▶ _Aim_
Write down each entry again, exactly as it reads.

▶ _Given records_
################
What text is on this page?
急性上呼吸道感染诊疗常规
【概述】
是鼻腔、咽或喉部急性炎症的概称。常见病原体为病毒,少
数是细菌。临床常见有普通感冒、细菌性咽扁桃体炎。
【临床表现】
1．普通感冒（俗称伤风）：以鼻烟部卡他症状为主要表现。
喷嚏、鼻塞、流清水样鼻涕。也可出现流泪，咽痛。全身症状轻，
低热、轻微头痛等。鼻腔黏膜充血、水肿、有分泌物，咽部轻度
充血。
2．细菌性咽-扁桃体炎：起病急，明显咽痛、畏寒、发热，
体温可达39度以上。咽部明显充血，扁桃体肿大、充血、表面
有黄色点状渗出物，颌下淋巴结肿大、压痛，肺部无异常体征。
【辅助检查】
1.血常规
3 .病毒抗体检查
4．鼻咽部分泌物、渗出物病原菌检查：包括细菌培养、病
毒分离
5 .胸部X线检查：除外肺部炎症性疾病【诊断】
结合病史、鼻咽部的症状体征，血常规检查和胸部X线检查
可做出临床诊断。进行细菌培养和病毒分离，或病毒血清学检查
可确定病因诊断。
################
▶ _The reply_
What text is on this page?
急性上呼吸道感染诊疗常规
【概述】
是鼻腔、咽或喉部急性炎症的概称。常见病原体为病毒,少
数是细菌。临床常见有普通感冒、细菌性咽扁桃体炎。
【临床表现】
1．普通感冒（俗称伤风）：以鼻烟部卡他症状为主要表现。
喷嚏、鼻塞、流清水样鼻涕。也可出现流泪，咽痛。全身症状轻，
低热、轻微头痛等。鼻腔黏膜充血、水肿、有分泌物，咽部轻度
充血。
2．细菌性咽-扁桃体炎：起病急，明显咽痛、畏寒、发热，
体温可达39度以上。咽部明显充血，扁桃体肿大、充血、表面
有黄色点状渗出物，颌下淋巴结肿大、压痛，肺部无异常体征。
【辅助检查】
1.血常规
3 .病毒抗体检查
4．鼻咽部分泌物、渗出物病原菌检查：包括细菌培养、病
毒分离
5 .胸部X线检查：除外肺部炎症性疾病【诊断】
结合病史、鼻咽部的症状体征，血常规检查和胸部X线检查
可做出临床诊断。进行细菌培养和病毒分离，或病毒血清学检查
可确定病因诊断。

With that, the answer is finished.